======== INPUT

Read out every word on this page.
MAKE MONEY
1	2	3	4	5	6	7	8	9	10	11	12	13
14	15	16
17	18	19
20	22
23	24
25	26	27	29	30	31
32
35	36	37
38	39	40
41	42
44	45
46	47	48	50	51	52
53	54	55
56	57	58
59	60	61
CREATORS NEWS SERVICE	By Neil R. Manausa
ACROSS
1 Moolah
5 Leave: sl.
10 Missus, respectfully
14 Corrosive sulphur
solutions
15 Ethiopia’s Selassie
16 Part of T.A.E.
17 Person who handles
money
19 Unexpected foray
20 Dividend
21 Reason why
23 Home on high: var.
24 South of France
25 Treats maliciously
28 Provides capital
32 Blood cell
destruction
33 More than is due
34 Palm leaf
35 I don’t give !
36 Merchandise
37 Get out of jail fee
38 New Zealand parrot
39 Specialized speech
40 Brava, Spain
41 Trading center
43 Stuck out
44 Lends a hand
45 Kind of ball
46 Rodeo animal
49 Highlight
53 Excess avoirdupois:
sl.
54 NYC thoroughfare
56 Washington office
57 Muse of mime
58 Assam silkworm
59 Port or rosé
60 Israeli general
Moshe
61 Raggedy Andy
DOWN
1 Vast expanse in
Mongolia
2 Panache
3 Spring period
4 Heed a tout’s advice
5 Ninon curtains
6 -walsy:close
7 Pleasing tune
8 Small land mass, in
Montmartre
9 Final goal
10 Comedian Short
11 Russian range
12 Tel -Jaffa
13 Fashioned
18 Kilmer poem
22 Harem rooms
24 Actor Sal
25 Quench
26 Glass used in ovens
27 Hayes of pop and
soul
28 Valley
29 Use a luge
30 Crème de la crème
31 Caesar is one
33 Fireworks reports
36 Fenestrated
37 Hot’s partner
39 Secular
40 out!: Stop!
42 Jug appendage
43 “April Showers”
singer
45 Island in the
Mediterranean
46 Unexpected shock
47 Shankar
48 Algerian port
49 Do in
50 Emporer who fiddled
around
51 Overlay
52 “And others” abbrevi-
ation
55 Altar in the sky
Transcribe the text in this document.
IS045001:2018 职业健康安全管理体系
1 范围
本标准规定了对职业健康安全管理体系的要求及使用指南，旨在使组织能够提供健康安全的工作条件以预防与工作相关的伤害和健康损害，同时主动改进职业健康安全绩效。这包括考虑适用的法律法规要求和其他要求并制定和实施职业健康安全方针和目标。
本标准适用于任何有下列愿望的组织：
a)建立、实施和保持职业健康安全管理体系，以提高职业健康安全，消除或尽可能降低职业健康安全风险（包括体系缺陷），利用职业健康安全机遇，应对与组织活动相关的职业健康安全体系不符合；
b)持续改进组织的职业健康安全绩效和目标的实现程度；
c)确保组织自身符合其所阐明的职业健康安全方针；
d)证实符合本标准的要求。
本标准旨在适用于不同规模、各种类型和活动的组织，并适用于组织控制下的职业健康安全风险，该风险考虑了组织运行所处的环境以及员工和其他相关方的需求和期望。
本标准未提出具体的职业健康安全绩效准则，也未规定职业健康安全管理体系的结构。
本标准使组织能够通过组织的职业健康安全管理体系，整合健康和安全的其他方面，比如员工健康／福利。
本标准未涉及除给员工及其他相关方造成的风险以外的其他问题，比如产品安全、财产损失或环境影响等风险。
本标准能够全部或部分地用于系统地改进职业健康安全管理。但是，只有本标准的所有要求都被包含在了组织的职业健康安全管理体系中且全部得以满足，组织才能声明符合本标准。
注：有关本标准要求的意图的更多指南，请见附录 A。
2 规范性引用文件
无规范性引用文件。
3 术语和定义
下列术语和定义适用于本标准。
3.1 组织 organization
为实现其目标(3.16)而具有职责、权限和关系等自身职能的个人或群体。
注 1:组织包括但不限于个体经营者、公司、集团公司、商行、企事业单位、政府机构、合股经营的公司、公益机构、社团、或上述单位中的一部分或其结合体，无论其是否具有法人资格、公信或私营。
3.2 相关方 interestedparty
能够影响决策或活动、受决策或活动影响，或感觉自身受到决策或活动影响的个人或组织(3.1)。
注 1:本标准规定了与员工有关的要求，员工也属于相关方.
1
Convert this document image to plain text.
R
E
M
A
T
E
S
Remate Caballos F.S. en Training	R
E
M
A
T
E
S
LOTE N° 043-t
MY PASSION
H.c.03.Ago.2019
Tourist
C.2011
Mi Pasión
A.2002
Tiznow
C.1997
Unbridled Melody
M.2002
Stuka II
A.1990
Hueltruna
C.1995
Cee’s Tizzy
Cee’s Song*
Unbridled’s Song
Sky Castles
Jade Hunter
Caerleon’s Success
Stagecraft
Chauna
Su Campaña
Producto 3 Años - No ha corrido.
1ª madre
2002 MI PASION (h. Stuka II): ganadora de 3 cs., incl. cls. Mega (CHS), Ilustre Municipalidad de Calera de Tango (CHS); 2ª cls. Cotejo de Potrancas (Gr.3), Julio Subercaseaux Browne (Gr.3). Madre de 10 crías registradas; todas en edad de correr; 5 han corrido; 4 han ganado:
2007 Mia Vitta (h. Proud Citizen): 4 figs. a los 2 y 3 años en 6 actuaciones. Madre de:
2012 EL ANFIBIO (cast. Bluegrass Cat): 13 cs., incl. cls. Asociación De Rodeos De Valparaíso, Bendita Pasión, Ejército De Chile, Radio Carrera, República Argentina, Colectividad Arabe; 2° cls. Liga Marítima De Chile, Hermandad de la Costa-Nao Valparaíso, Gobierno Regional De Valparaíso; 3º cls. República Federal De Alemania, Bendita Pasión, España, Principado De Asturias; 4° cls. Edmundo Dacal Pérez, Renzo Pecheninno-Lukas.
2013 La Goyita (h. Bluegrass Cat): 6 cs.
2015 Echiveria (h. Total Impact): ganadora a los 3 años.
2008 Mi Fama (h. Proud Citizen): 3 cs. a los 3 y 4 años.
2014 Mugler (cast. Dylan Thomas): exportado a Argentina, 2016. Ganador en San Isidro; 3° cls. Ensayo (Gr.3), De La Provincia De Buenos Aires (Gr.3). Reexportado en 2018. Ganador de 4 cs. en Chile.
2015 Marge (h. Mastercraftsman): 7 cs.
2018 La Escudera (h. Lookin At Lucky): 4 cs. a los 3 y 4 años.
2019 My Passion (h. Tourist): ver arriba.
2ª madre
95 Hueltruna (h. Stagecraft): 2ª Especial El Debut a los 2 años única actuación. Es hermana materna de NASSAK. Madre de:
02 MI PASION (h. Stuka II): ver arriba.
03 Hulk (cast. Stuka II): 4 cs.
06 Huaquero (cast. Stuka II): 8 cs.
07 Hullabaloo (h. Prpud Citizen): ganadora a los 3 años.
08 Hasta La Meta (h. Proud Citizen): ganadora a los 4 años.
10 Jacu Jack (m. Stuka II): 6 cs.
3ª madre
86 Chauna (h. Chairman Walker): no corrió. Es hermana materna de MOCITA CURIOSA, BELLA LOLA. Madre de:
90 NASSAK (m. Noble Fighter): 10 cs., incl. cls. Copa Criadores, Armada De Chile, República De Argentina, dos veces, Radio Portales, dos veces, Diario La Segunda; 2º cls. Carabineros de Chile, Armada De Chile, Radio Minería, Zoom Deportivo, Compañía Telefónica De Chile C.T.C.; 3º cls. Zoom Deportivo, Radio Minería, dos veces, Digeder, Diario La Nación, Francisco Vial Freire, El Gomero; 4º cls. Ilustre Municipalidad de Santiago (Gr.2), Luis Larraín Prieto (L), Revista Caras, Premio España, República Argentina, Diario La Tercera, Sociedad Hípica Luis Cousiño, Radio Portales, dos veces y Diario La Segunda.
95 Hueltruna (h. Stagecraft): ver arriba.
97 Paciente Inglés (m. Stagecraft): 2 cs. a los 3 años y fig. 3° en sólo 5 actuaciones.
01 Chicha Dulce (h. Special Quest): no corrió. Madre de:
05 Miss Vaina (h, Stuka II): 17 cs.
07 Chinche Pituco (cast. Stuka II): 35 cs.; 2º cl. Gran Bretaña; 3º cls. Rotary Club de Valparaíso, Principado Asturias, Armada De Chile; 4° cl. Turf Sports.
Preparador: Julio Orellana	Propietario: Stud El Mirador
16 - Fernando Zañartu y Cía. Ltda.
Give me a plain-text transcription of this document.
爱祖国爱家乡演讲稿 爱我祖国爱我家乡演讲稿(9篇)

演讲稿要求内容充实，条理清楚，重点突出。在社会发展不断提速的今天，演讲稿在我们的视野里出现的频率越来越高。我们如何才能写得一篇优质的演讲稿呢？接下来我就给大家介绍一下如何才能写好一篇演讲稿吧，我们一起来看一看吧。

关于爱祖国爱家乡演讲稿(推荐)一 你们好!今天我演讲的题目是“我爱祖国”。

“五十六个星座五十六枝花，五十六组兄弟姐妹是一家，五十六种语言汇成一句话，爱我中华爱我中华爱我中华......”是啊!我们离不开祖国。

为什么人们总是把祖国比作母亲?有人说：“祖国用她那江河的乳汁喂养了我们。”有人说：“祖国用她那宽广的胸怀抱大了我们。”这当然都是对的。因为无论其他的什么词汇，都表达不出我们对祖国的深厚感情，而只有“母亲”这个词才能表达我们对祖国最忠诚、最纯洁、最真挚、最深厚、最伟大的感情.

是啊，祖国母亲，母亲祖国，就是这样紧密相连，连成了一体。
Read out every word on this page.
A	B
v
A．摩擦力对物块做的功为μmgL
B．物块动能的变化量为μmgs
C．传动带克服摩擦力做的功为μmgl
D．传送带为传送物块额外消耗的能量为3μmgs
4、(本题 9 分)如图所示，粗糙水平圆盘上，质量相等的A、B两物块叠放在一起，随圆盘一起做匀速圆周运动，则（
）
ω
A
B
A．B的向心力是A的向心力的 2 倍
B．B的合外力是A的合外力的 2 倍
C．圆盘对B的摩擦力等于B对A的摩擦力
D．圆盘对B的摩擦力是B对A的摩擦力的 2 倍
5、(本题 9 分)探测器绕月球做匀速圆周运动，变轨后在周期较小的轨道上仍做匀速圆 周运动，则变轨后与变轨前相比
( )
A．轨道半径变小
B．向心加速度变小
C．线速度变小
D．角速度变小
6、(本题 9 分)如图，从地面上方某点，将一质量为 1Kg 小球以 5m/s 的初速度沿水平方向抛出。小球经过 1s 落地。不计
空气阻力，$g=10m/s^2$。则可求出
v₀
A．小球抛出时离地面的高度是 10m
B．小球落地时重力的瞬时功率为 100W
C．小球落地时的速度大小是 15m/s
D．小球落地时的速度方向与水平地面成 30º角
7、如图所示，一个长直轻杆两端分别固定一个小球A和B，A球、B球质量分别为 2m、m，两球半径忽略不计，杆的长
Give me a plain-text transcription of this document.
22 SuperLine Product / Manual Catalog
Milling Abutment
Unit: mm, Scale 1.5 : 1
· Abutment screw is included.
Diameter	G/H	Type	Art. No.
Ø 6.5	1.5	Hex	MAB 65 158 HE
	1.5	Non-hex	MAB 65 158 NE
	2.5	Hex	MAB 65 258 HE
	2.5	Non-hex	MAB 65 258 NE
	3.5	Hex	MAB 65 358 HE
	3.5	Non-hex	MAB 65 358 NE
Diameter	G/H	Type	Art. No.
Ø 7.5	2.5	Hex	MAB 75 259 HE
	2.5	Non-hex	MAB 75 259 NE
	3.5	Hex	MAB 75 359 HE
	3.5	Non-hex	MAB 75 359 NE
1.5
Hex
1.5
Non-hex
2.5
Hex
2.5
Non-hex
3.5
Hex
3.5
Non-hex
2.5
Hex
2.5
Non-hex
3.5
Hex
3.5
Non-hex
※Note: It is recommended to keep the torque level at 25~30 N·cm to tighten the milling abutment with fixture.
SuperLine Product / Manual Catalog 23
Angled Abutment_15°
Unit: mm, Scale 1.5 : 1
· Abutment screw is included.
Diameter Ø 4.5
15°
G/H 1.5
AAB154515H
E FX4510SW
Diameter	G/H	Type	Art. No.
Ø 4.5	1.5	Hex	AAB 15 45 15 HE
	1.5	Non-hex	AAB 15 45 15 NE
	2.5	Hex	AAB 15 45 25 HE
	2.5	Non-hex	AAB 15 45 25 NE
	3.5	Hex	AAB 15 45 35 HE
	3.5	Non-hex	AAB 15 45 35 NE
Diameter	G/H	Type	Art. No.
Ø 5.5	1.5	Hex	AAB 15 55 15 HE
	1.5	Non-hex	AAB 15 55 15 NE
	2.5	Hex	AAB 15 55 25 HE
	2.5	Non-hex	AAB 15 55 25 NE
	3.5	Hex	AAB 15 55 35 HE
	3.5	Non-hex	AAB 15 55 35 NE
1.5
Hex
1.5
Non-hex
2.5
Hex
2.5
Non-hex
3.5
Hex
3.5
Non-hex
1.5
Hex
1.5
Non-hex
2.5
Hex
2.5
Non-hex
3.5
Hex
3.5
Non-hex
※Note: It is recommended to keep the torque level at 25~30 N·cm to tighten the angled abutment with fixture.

================

→ EXERCISE PROMPT
Pick out each line containing the string "Note" and copy it.

→ THE OUTPUT
※Note: It is recommended to keep the torque level at 25~30 N·cm to tighten the milling abutment with fixture.
※Note: It is recommended to keep the torque level at 25~30 N·cm to tighten the angled abutment with fixture.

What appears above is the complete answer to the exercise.